§ **Objectif visé**
Recopiez ligne par ligne toutes les entrées ci-dessous, sans aucune modification, en omettant les images.

(Entrées sources)
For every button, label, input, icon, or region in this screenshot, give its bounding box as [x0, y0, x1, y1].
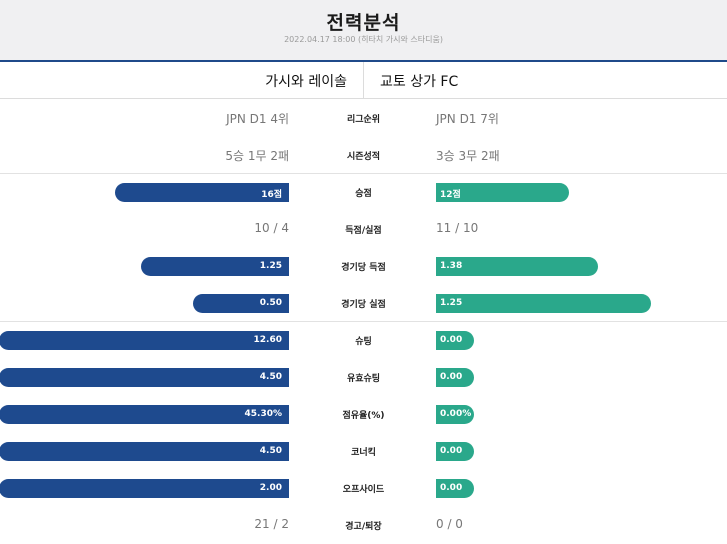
away-stat-value: 0 / 0 — [436, 517, 463, 531]
home-stat-bar: 4.50 — [0, 442, 289, 461]
away-stat-bar: 0.00 — [436, 442, 474, 461]
home-stat-bar: 0.50 — [193, 294, 289, 313]
home-stat-value: 45.30% — [244, 409, 283, 419]
away-team-name[interactable]: 교토 상가 FC — [380, 74, 459, 90]
away-stat-value: JPN D1 7위 — [436, 112, 499, 126]
stat-row: 16점 승점 12점 — [0, 174, 727, 211]
away-stat-value: 12점 — [440, 190, 461, 200]
stat-label: 승점 — [355, 189, 372, 199]
stat-row: JPN D1 4위 리그순위 JPN D1 7위 — [0, 100, 727, 137]
stat-label: 경기당 득점 — [341, 263, 386, 273]
row-separator — [0, 173, 727, 174]
stat-label: 유효슈팅 — [346, 374, 381, 384]
away-stat-bar: 1.25 — [436, 294, 651, 313]
home-stat-value: 21 / 2 — [254, 517, 289, 531]
team-header: 가시와 레이솔 교토 상가 FC — [0, 62, 727, 99]
away-stat-bar: 0.00 — [436, 479, 474, 498]
home-stat-bar: 1.25 — [141, 257, 289, 276]
home-stat-value: 12.60 — [253, 335, 282, 345]
stat-row: 1.25 경기당 득점 1.38 — [0, 248, 727, 285]
header-bar: 전력분석 2022.04.17 18:00 (히타치 가시와 스타디움) — [0, 0, 727, 60]
home-stat-value: 1.25 — [259, 261, 282, 271]
stat-label: 경고/퇴장 — [345, 522, 382, 532]
away-stat-bar: 1.38 — [436, 257, 599, 276]
away-stat-value: 3승 3무 2패 — [436, 149, 500, 163]
stat-label: 점유율(%) — [342, 411, 385, 421]
home-stat-bar: 4.50 — [0, 368, 289, 387]
away-stat-value: 11 / 10 — [436, 221, 479, 235]
away-stat-bar: 0.00% — [436, 405, 474, 424]
stat-row: 0.50 경기당 실점 1.25 — [0, 285, 727, 322]
away-stat-bar: 12점 — [436, 183, 570, 202]
stat-row: 21 / 2 경고/퇴장 0 / 0 — [0, 507, 727, 544]
team-divider — [363, 62, 364, 98]
stat-row: 4.50 코너킥 0.00 — [0, 433, 727, 470]
stat-label: 득점/실점 — [345, 226, 382, 236]
home-stat-value: 16점 — [261, 190, 282, 200]
stat-label: 오프사이드 — [342, 485, 385, 495]
stat-row: 4.50 유효슈팅 0.00 — [0, 359, 727, 396]
away-stat-value: 1.25 — [440, 298, 463, 308]
stat-row: 45.30% 점유율(%) 0.00% — [0, 396, 727, 433]
match-info: 2022.04.17 18:00 (히타치 가시와 스타디움) — [284, 35, 443, 44]
away-stat-value: 0.00 — [440, 483, 463, 493]
stat-row: 10 / 4 득점/실점 11 / 10 — [0, 211, 727, 248]
stat-label: 코너킥 — [351, 448, 376, 458]
page-title: 전력분석 — [326, 12, 401, 34]
away-stat-value: 1.38 — [440, 261, 463, 271]
stat-row: 5승 1무 2패 시즌성적 3승 3무 2패 — [0, 137, 727, 174]
header-accent-line — [0, 60, 727, 62]
stat-label: 슈팅 — [355, 337, 372, 347]
away-stat-bar: 0.00 — [436, 331, 474, 350]
home-stat-bar: 2.00 — [0, 479, 289, 498]
stat-row: 2.00 오프사이드 0.00 — [0, 470, 727, 507]
away-stat-value: 0.00 — [440, 335, 463, 345]
stat-row: 12.60 슈팅 0.00 — [0, 322, 727, 359]
home-stat-value: 2.00 — [259, 483, 282, 493]
home-stat-value: JPN D1 4위 — [226, 112, 289, 126]
stat-label: 리그순위 — [346, 115, 381, 125]
row-separator — [0, 321, 727, 322]
home-team-name[interactable]: 가시와 레이솔 — [265, 74, 347, 90]
home-stat-value: 0.50 — [259, 298, 282, 308]
away-stat-bar: 0.00 — [436, 368, 474, 387]
away-stat-value: 0.00 — [440, 372, 463, 382]
home-stat-bar: 45.30% — [0, 405, 289, 424]
home-stat-value: 4.50 — [259, 372, 282, 382]
home-stat-value: 10 / 4 — [254, 221, 289, 235]
home-stat-bar: 12.60 — [0, 331, 289, 350]
home-stat-value: 5승 1무 2패 — [225, 149, 289, 163]
away-stat-value: 0.00 — [440, 446, 463, 456]
home-stat-value: 4.50 — [259, 446, 282, 456]
home-stat-bar: 16점 — [115, 183, 289, 202]
away-stat-value: 0.00% — [440, 409, 472, 419]
stat-label: 시즌성적 — [346, 152, 381, 162]
stat-label: 경기당 실점 — [341, 300, 386, 310]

§ **Corrigé détaillé**
For every button, label, input, icon, or region in this screenshot, give its bounding box as [x0, y0, x1, y1].
away-stat-value: 0 / 0 — [436, 517, 463, 531]
home-stat-bar: 4.50 — [0, 442, 289, 461]
away-stat-bar: 0.00 — [436, 442, 474, 461]
home-stat-bar: 0.50 — [193, 294, 289, 313]
home-stat-value: 45.30% — [244, 409, 283, 419]
away-team-name[interactable]: 교토 상가 FC — [380, 74, 459, 90]
away-stat-value: JPN D1 7위 — [436, 112, 499, 126]
stat-row: 16점 승점 12점 — [0, 174, 727, 211]
away-stat-value: 12점 — [440, 190, 461, 200]
stat-label: 승점 — [355, 189, 372, 199]
stat-row: JPN D1 4위 리그순위 JPN D1 7위 — [0, 100, 727, 137]
stat-label: 경기당 득점 — [341, 263, 386, 273]
row-separator — [0, 173, 727, 174]
stat-label: 유효슈팅 — [346, 374, 381, 384]
away-stat-bar: 1.25 — [436, 294, 651, 313]
home-stat-value: 21 / 2 — [254, 517, 289, 531]
team-header: 가시와 레이솔 교토 상가 FC — [0, 62, 727, 99]
away-stat-bar: 0.00 — [436, 479, 474, 498]
home-stat-bar: 1.25 — [141, 257, 289, 276]
home-stat-value: 12.60 — [253, 335, 282, 345]
stat-row: 1.25 경기당 득점 1.38 — [0, 248, 727, 285]
header-bar: 전력분석 2022.04.17 18:00 (히타치 가시와 스타디움) — [0, 0, 727, 60]
home-stat-value: 1.25 — [259, 261, 282, 271]
stat-label: 경고/퇴장 — [345, 522, 382, 532]
away-stat-bar: 1.38 — [436, 257, 599, 276]
away-stat-value: 3승 3무 2패 — [436, 149, 500, 163]
stat-label: 점유율(%) — [342, 411, 385, 421]
home-stat-bar: 4.50 — [0, 368, 289, 387]
away-stat-value: 11 / 10 — [436, 221, 479, 235]
away-stat-bar: 0.00% — [436, 405, 474, 424]
stat-row: 0.50 경기당 실점 1.25 — [0, 285, 727, 322]
away-stat-bar: 12점 — [436, 183, 570, 202]
stat-row: 21 / 2 경고/퇴장 0 / 0 — [0, 507, 727, 544]
team-divider — [363, 62, 364, 98]
stat-row: 4.50 코너킥 0.00 — [0, 433, 727, 470]
stat-label: 득점/실점 — [345, 226, 382, 236]
home-stat-value: 16점 — [261, 190, 282, 200]
stat-label: 오프사이드 — [342, 485, 385, 495]
stat-row: 4.50 유효슈팅 0.00 — [0, 359, 727, 396]
away-stat-value: 1.25 — [440, 298, 463, 308]
stat-row: 45.30% 점유율(%) 0.00% — [0, 396, 727, 433]
match-info: 2022.04.17 18:00 (히타치 가시와 스타디움) — [284, 35, 443, 44]
away-stat-value: 0.00 — [440, 483, 463, 493]
stat-row: 10 / 4 득점/실점 11 / 10 — [0, 211, 727, 248]
stat-label: 코너킥 — [351, 448, 376, 458]
page-title: 전력분석 — [326, 12, 401, 34]
away-stat-value: 1.38 — [440, 261, 463, 271]
stat-row: 5승 1무 2패 시즌성적 3승 3무 2패 — [0, 137, 727, 174]
header-accent-line — [0, 60, 727, 62]
stat-label: 슈팅 — [355, 337, 372, 347]
away-stat-bar: 0.00 — [436, 331, 474, 350]
home-stat-bar: 2.00 — [0, 479, 289, 498]
stat-row: 2.00 오프사이드 0.00 — [0, 470, 727, 507]
away-stat-value: 0.00 — [440, 335, 463, 345]
stat-row: 12.60 슈팅 0.00 — [0, 322, 727, 359]
home-stat-value: 2.00 — [259, 483, 282, 493]
home-stat-value: JPN D1 4위 — [226, 112, 289, 126]
stat-label: 리그순위 — [346, 115, 381, 125]
row-separator — [0, 321, 727, 322]
home-team-name[interactable]: 가시와 레이솔 — [265, 74, 347, 90]
home-stat-value: 0.50 — [259, 298, 282, 308]
away-stat-bar: 0.00 — [436, 368, 474, 387]
away-stat-value: 0.00 — [440, 372, 463, 382]
home-stat-bar: 45.30% — [0, 405, 289, 424]
home-stat-value: 4.50 — [259, 372, 282, 382]
home-stat-value: 10 / 4 — [254, 221, 289, 235]
home-stat-bar: 12.60 — [0, 331, 289, 350]
home-stat-value: 5승 1무 2패 — [225, 149, 289, 163]
away-stat-value: 0.00 — [440, 446, 463, 456]
home-stat-value: 4.50 — [259, 446, 282, 456]
home-stat-bar: 16점 — [115, 183, 289, 202]
away-stat-value: 0.00% — [440, 409, 472, 419]
stat-label: 시즌성적 — [346, 152, 381, 162]
stat-label: 경기당 실점 — [341, 300, 386, 310]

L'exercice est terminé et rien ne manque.